BEGIN Material shown

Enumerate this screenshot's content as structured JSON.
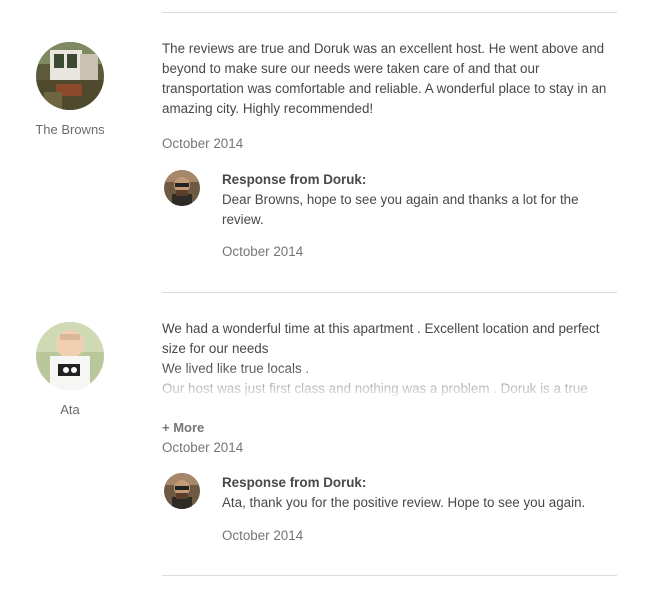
{
  "reviews": [
    {
      "reviewer": "The Browns",
      "text": "The reviews are true and Doruk was an excellent host. He went above and beyond to make sure our needs were taken care of and that our transportation was comfortable and reliable. A wonderful place to stay in an amazing city. Highly recommended!",
      "date": "October 2014",
      "response": {
        "title": "Response from Doruk:",
        "text": "Dear Browns, hope to see you again and thanks a lot for the review.",
        "date": "October 2014"
      }
    },
    {
      "reviewer": "Ata",
      "text_lines": [
        "We had a wonderful time at this apartment . Excellent location and perfect size for our needs",
        "We lived like true locals .",
        "Our host was just first class and nothing was a problem . Doruk is a true gentleman"
      ],
      "more_label": "+ More",
      "date": "October 2014",
      "response": {
        "title": "Response from Doruk:",
        "text": "Ata, thank you for the positive review. Hope to see you again.",
        "date": "October 2014"
      }
    }
  ],
  "icons": {
    "reviewer_1_avatar": "house-photo-avatar",
    "reviewer_2_avatar": "baby-photo-avatar",
    "host_avatar": "host-photo-avatar"
  }
}
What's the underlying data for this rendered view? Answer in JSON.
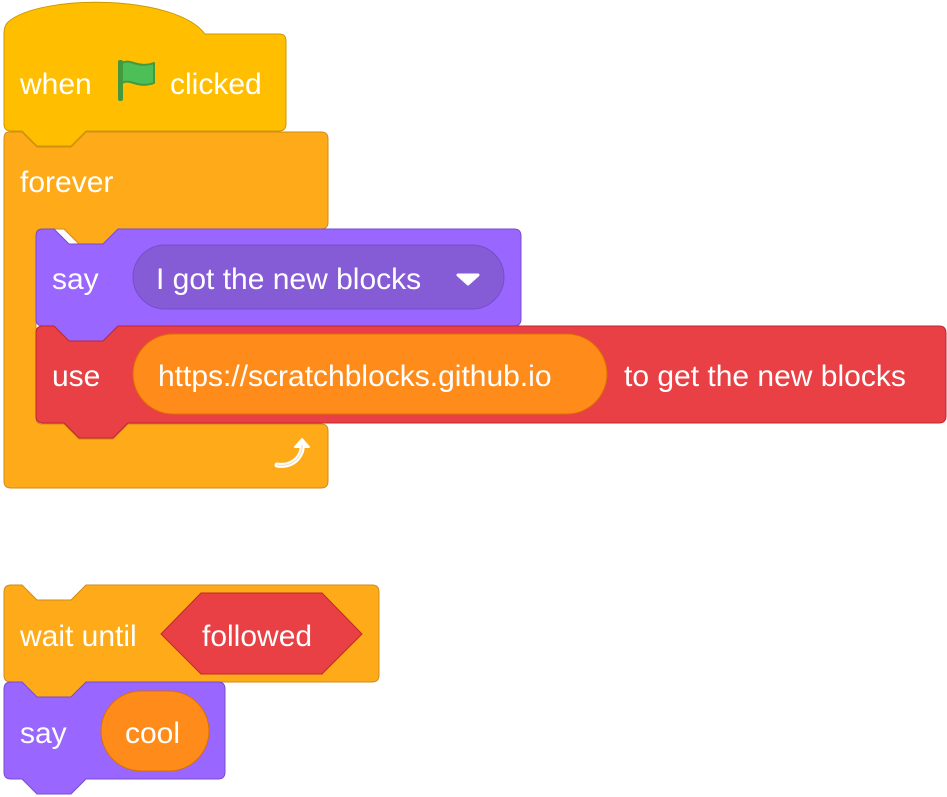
{
  "stack1": {
    "hat": {
      "when": "when",
      "clicked": "clicked",
      "flag_icon": "green-flag-icon"
    },
    "forever": {
      "label": "forever",
      "loop_icon": "loop-arrow-icon"
    },
    "say": {
      "label": "say",
      "message": "I got the new blocks",
      "dropdown_icon": "caret-down-icon"
    },
    "use": {
      "label": "use",
      "url": "https://scratchblocks.github.io",
      "suffix": "to get the new blocks"
    }
  },
  "stack2": {
    "wait": {
      "label": "wait until",
      "condition": "followed"
    },
    "say": {
      "label": "say",
      "message": "cool"
    }
  },
  "colors": {
    "events": "#ffbf00",
    "events_stroke": "#cc9900",
    "control": "#ffab19",
    "control_stroke": "#cf8b17",
    "looks": "#9966ff",
    "looks_stroke": "#774dcb",
    "looks_reporter": "#855cd6",
    "custom": "#e84045",
    "custom_stroke": "#c1272d",
    "operator_orange": "#ff8c1a",
    "operator_orange_stroke": "#db6e00",
    "flag_green": "#4cbf56",
    "flag_dark": "#45993d"
  }
}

END Material shown

● Requirement: Transcribe each entry precisely as given, leaving the pictures out.

● Answer to the exercise:
Enumerate this screenshot's content as structured JSON.
{
  "reviews": [
    {
      "reviewer": "The Browns",
      "text": "The reviews are true and Doruk was an excellent host. He went above and beyond to make sure our needs were taken care of and that our transportation was comfortable and reliable. A wonderful place to stay in an amazing city. Highly recommended!",
      "date": "October 2014",
      "response": {
        "title": "Response from Doruk:",
        "text": "Dear Browns, hope to see you again and thanks a lot for the review.",
        "date": "October 2014"
      }
    },
    {
      "reviewer": "Ata",
      "text_lines": [
        "We had a wonderful time at this apartment . Excellent location and perfect size for our needs",
        "We lived like true locals .",
        "Our host was just first class and nothing was a problem . Doruk is a true gentleman"
      ],
      "more_label": "+ More",
      "date": "October 2014",
      "response": {
        "title": "Response from Doruk:",
        "text": "Ata, thank you for the positive review. Hope to see you again.",
        "date": "October 2014"
      }
    }
  ],
  "icons": {
    "reviewer_1_avatar": "house-photo-avatar",
    "reviewer_2_avatar": "baby-photo-avatar",
    "host_avatar": "host-photo-avatar"
  }
}
What's the underlying data for this rendered view? Answer in JSON.
{
  "stack1": {
    "hat": {
      "when": "when",
      "clicked": "clicked",
      "flag_icon": "green-flag-icon"
    },
    "forever": {
      "label": "forever",
      "loop_icon": "loop-arrow-icon"
    },
    "say": {
      "label": "say",
      "message": "I got the new blocks",
      "dropdown_icon": "caret-down-icon"
    },
    "use": {
      "label": "use",
      "url": "https://scratchblocks.github.io",
      "suffix": "to get the new blocks"
    }
  },
  "stack2": {
    "wait": {
      "label": "wait until",
      "condition": "followed"
    },
    "say": {
      "label": "say",
      "message": "cool"
    }
  },
  "colors": {
    "events": "#ffbf00",
    "events_stroke": "#cc9900",
    "control": "#ffab19",
    "control_stroke": "#cf8b17",
    "looks": "#9966ff",
    "looks_stroke": "#774dcb",
    "looks_reporter": "#855cd6",
    "custom": "#e84045",
    "custom_stroke": "#c1272d",
    "operator_orange": "#ff8c1a",
    "operator_orange_stroke": "#db6e00",
    "flag_green": "#4cbf56",
    "flag_dark": "#45993d"
  }
}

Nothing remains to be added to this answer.